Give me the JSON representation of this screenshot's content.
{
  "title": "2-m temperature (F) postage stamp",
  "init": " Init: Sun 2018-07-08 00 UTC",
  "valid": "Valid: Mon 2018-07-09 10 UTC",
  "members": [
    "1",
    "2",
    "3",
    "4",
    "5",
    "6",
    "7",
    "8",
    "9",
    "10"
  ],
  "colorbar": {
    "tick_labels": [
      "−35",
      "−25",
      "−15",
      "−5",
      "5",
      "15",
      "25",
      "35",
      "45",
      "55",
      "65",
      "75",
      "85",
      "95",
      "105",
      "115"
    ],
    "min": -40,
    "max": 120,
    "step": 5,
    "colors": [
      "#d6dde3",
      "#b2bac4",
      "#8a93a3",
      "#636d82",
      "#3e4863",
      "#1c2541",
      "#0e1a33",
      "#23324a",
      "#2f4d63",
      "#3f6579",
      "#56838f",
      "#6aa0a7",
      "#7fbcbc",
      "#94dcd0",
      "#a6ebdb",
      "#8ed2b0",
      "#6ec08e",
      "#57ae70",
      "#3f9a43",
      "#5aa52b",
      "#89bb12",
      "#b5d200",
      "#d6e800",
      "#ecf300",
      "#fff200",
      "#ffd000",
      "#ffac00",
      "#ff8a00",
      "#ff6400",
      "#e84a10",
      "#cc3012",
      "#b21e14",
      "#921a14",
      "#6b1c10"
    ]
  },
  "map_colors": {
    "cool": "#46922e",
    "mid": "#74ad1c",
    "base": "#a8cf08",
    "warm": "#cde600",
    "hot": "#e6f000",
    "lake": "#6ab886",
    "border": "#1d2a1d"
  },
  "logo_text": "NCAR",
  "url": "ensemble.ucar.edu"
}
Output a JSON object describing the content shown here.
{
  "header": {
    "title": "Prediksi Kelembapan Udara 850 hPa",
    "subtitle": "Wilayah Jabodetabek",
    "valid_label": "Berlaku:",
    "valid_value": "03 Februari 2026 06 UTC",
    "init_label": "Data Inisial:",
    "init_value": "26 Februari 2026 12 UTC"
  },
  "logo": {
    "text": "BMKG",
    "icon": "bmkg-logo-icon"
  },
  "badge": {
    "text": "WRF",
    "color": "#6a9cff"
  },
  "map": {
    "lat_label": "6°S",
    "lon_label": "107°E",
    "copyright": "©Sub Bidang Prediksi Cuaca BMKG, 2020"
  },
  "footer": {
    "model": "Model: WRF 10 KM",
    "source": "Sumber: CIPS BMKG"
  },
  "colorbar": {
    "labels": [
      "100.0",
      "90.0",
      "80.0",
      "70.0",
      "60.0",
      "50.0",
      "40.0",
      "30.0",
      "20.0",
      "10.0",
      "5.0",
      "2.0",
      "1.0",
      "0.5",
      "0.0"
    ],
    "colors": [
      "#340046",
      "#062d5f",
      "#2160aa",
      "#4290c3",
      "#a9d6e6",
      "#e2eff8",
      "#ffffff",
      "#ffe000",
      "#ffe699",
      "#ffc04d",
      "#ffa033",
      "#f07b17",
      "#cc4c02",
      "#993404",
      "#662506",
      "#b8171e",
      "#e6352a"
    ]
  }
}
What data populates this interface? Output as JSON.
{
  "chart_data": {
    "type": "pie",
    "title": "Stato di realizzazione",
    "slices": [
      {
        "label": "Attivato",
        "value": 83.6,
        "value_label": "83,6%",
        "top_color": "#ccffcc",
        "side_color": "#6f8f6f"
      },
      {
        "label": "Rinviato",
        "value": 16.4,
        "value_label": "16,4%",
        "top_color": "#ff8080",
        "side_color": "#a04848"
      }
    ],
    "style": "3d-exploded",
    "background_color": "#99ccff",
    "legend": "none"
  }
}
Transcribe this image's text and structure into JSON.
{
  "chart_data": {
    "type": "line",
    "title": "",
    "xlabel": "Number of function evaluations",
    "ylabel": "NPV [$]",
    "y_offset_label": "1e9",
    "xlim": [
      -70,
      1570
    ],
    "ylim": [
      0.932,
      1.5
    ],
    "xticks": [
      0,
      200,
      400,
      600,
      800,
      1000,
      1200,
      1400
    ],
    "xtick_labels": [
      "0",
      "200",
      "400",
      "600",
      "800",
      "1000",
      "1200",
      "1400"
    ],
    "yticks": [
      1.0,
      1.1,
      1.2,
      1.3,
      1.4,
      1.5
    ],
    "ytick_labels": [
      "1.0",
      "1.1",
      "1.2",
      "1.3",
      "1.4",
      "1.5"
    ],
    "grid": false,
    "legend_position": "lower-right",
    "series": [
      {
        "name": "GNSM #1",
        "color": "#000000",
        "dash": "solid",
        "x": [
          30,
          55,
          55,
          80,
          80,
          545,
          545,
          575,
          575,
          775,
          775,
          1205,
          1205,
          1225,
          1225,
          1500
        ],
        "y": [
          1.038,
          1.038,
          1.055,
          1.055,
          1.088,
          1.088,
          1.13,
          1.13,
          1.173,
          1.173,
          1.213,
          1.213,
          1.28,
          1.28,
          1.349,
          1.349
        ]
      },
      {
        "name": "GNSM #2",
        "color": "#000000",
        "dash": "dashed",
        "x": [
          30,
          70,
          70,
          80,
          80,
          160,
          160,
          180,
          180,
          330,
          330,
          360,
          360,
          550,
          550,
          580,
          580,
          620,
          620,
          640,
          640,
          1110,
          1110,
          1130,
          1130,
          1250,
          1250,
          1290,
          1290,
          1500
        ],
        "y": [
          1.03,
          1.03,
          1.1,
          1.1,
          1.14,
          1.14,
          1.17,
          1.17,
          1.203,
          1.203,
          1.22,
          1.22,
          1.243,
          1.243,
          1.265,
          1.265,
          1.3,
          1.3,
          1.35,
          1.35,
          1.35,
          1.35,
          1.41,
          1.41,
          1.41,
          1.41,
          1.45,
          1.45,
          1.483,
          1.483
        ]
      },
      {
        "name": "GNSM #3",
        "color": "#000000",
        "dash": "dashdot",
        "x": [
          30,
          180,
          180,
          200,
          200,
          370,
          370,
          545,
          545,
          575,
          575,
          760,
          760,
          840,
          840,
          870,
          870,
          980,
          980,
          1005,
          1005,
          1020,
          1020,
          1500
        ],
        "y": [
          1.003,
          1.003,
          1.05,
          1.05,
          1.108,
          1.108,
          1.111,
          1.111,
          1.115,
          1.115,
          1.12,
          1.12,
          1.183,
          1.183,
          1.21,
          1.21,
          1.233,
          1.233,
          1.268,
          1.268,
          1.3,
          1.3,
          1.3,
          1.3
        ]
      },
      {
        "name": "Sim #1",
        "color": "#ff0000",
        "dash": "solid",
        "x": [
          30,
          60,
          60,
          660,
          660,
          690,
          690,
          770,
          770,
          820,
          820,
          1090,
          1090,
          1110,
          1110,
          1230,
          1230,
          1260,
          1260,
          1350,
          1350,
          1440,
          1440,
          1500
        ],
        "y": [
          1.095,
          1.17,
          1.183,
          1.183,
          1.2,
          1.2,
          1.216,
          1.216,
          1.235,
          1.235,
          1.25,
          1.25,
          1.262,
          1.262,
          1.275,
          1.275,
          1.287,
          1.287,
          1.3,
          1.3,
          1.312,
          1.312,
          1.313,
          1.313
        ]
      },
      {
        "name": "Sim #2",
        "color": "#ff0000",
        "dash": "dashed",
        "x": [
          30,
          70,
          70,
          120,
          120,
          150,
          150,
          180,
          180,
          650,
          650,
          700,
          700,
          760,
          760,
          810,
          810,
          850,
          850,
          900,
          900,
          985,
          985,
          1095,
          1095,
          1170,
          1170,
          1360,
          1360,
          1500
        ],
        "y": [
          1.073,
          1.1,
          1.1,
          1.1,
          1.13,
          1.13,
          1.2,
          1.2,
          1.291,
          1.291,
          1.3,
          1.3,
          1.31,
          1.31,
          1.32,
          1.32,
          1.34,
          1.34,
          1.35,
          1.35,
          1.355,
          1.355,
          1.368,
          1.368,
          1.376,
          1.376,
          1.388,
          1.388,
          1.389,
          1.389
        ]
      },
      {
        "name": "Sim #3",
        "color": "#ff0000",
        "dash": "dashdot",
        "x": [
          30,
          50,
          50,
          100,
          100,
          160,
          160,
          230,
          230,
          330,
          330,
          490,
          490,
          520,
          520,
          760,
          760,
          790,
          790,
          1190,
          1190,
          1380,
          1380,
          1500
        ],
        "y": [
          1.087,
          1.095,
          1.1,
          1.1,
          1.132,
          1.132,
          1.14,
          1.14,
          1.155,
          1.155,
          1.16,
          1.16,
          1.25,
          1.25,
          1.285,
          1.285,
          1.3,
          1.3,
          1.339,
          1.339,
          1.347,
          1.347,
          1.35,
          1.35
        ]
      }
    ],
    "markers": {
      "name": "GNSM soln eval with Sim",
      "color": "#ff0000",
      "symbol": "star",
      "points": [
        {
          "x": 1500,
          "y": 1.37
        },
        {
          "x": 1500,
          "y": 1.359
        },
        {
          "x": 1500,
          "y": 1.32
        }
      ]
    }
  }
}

※ ※ ※

**Required work:**
Copy all lines from the material that contain "this".

**Solution to the exercise:**
Give me the JSON representation of this screenshot's content.
What data populates this interface? Output as JSON.
Transcribe this image's text and structure into JSON.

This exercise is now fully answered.